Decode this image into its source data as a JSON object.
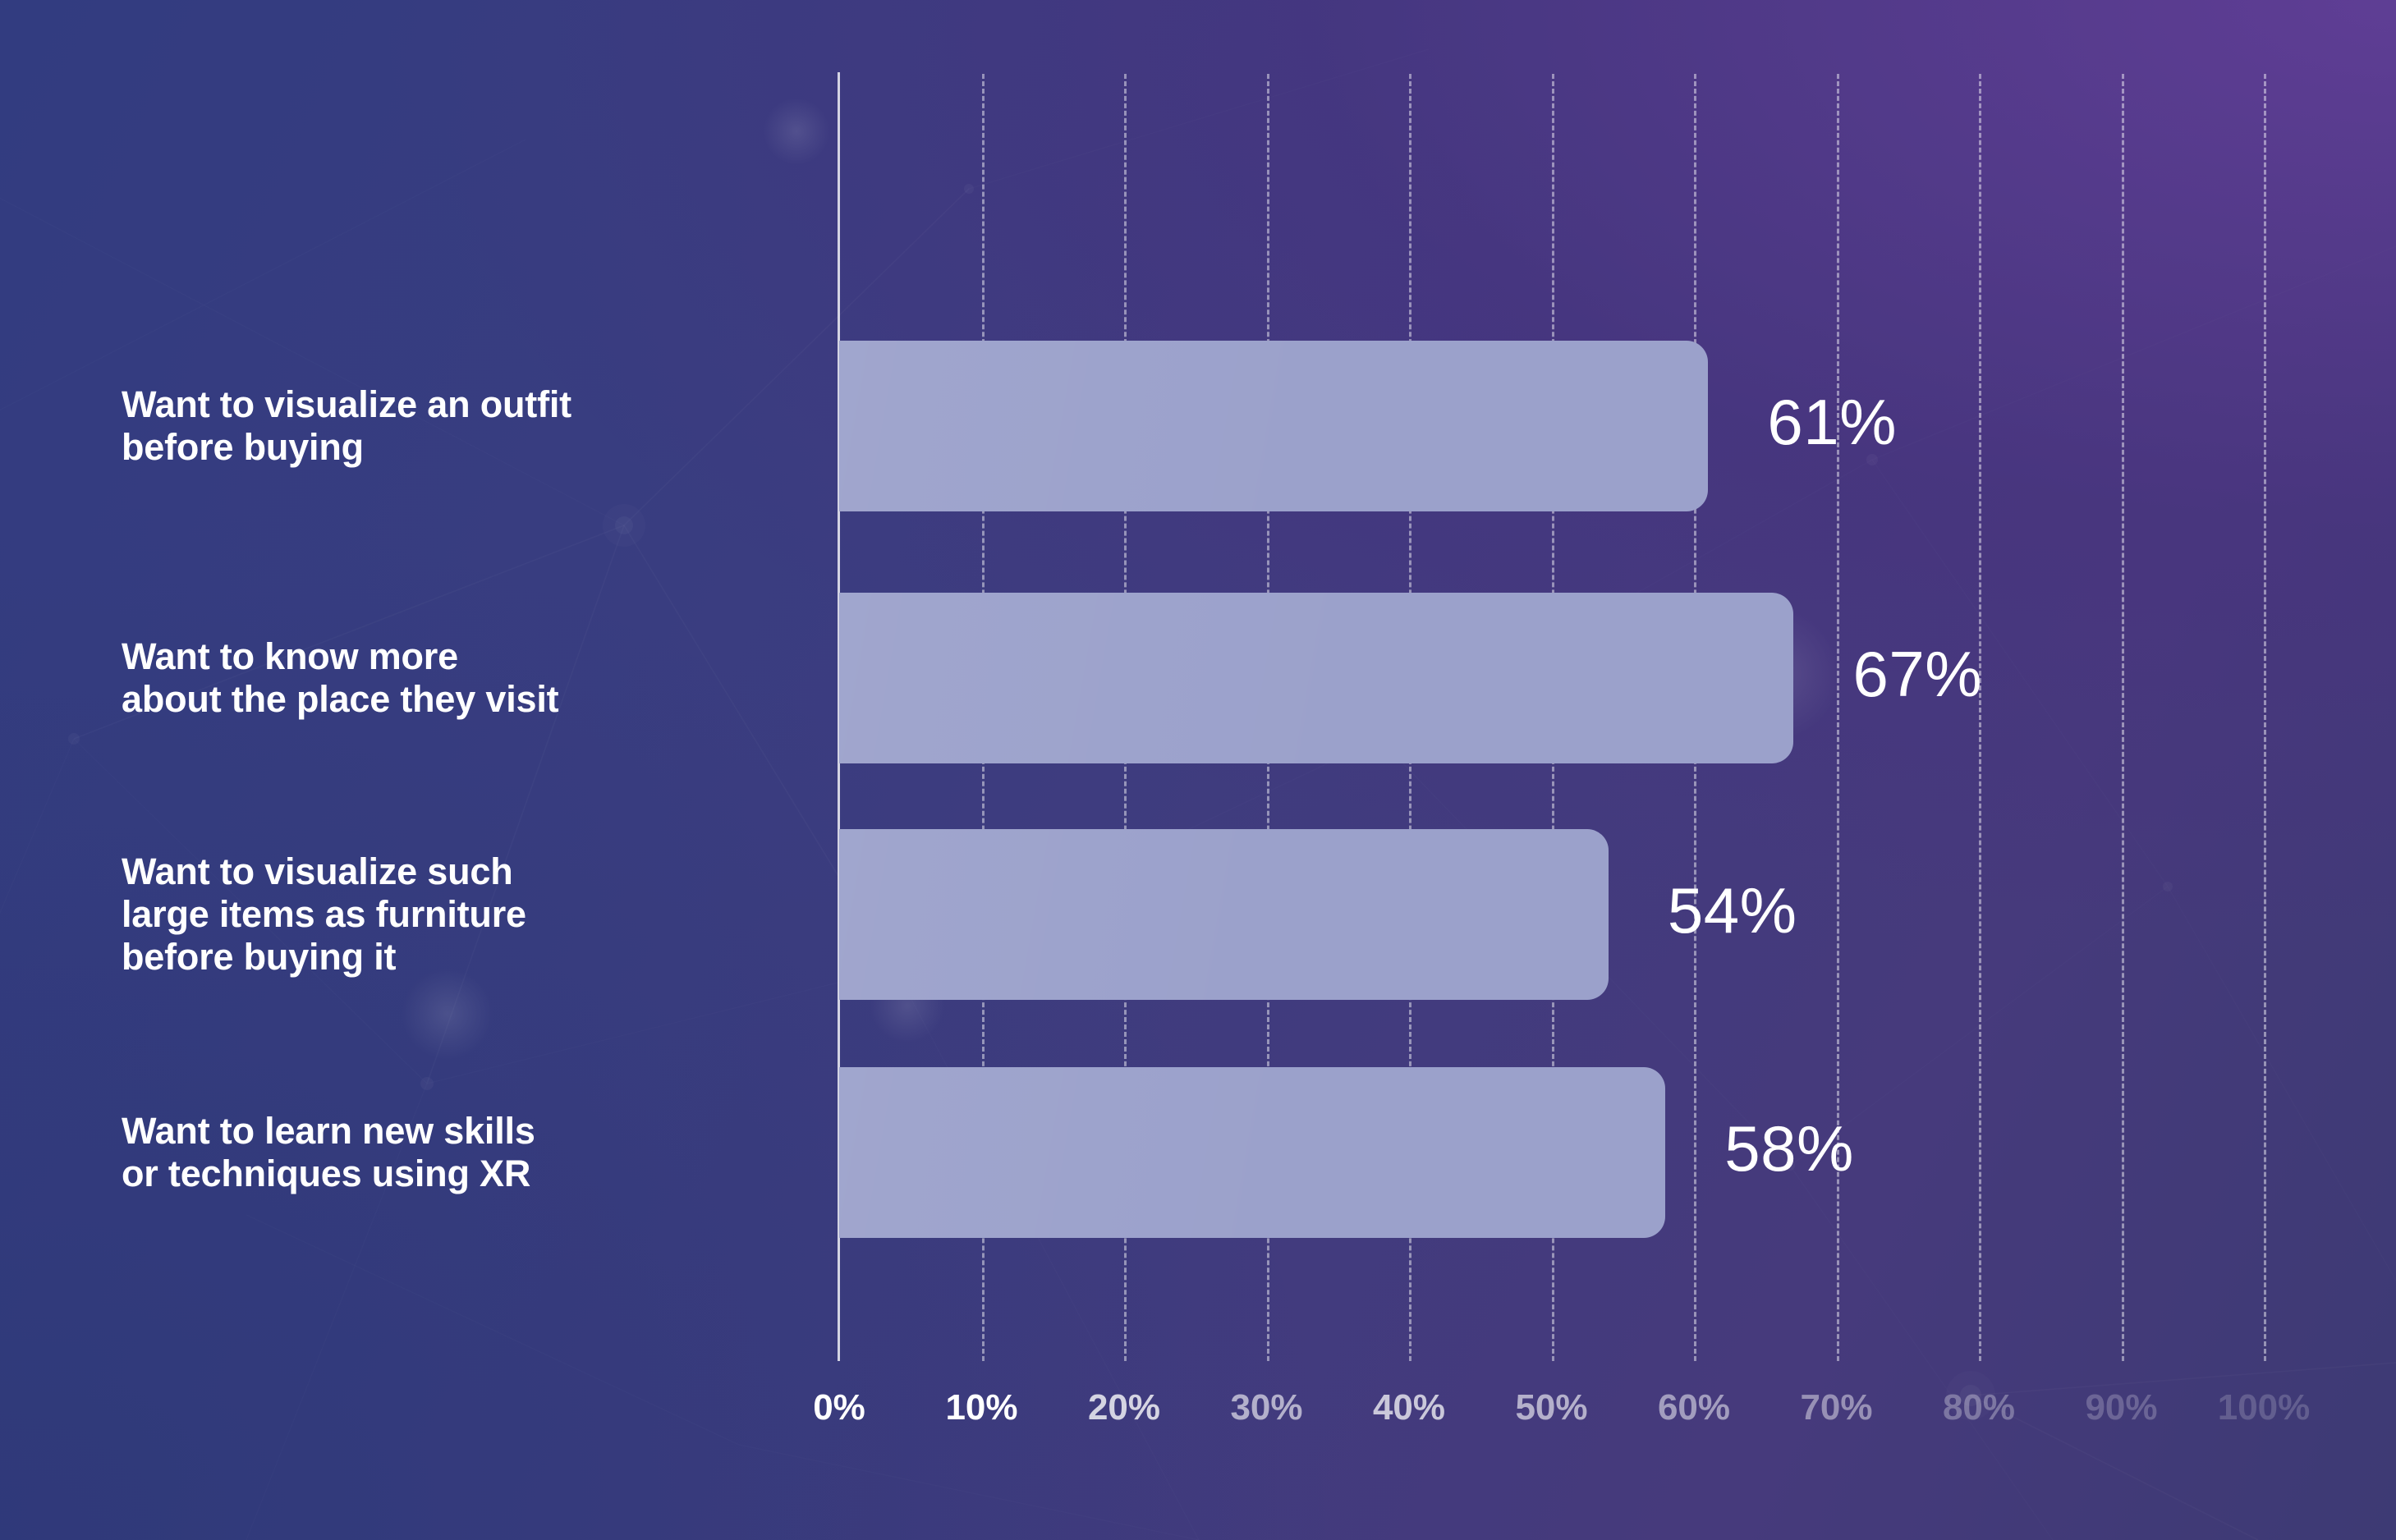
{
  "chart_data": {
    "type": "bar",
    "orientation": "horizontal",
    "title": "",
    "subtitle": "",
    "xlabel": "",
    "ylabel": "",
    "xlim": [
      0,
      100
    ],
    "grid": true,
    "legend": null,
    "categories": [
      "Want to visualize an outfit\nbefore buying",
      "Want to know more\nabout the place they visit",
      "Want to visualize such\nlarge items as furniture\nbefore buying it",
      "Want to learn new skills\nor techniques using XR"
    ],
    "values": [
      61,
      67,
      54,
      58
    ],
    "value_labels": [
      "61%",
      "67%",
      "54%",
      "58%"
    ],
    "tick_labels": [
      "0%",
      "10%",
      "20%",
      "30%",
      "40%",
      "50%",
      "60%",
      "70%",
      "80%",
      "90%",
      "100%"
    ],
    "tick_values": [
      0,
      10,
      20,
      30,
      40,
      50,
      60,
      70,
      80,
      90,
      100
    ],
    "tick_opacities": [
      1.0,
      1.0,
      0.78,
      0.6,
      0.72,
      0.6,
      0.5,
      0.44,
      0.3,
      0.22,
      0.18
    ],
    "colors": {
      "bar": "#9ba1cb",
      "label_text": "#ffffff",
      "value_text": "#ffffff",
      "axis": "#ffffff",
      "grid": "#ffffff",
      "background_start": "#323c80",
      "background_end": "#463a7c"
    }
  }
}
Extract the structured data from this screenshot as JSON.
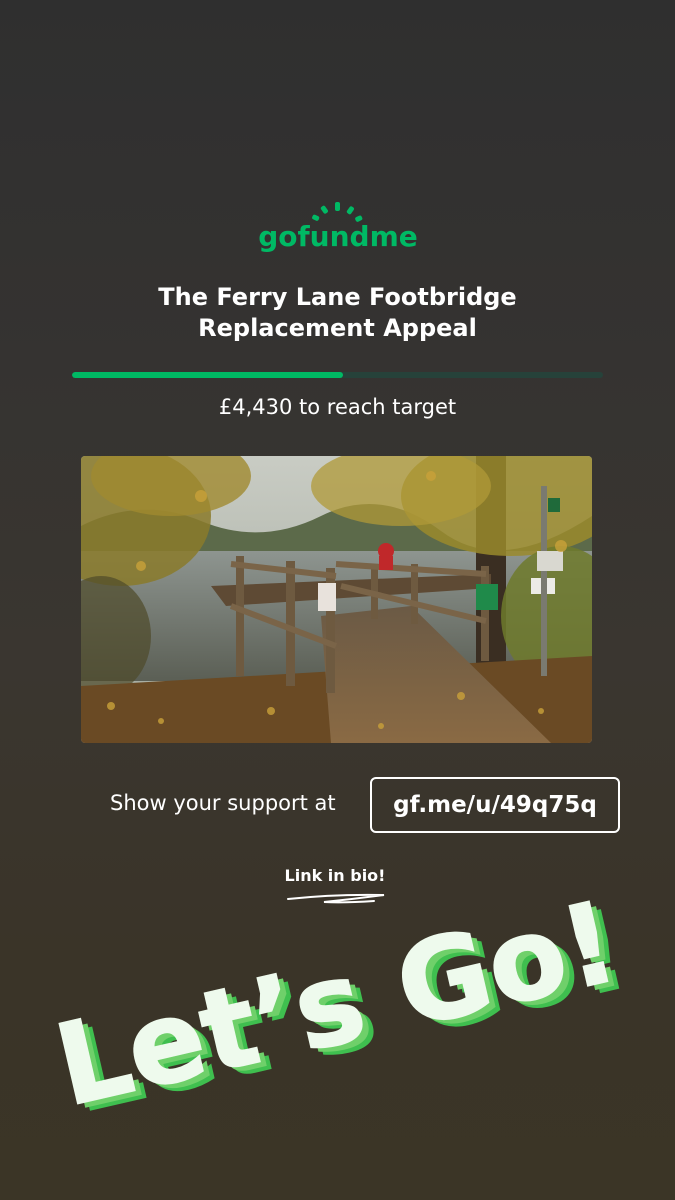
{
  "brand": {
    "logo_text": "gofundme",
    "color": "#00b964"
  },
  "campaign": {
    "title_line1": "The Ferry Lane Footbridge",
    "title_line2": "Replacement Appeal",
    "progress_fraction": 0.51,
    "remaining_text": "£4,430 to reach target"
  },
  "photo": {
    "icon": "footbridge-photo"
  },
  "support": {
    "label": "Show your support at",
    "link": "gf.me/u/49q75q"
  },
  "bio_text": "Link in bio!",
  "sticker": {
    "text": "Let’s Go!",
    "fill_color": "#eefaed",
    "shadow_color": "#3fbf4f"
  }
}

=== Given problem ===
Set down exactly and only the lines from the line that contains "Extract the structured" through the last line of the entries above, with both of those lines included and the pictures left out.

=== Solution for this problem ===
Extract the structured data from this screenshot as JSON.
{
  "brand": {
    "logo_text": "gofundme",
    "color": "#00b964"
  },
  "campaign": {
    "title_line1": "The Ferry Lane Footbridge",
    "title_line2": "Replacement Appeal",
    "progress_fraction": 0.51,
    "remaining_text": "£4,430 to reach target"
  },
  "photo": {
    "icon": "footbridge-photo"
  },
  "support": {
    "label": "Show your support at",
    "link": "gf.me/u/49q75q"
  },
  "bio_text": "Link in bio!",
  "sticker": {
    "text": "Let’s Go!",
    "fill_color": "#eefaed",
    "shadow_color": "#3fbf4f"
  }
}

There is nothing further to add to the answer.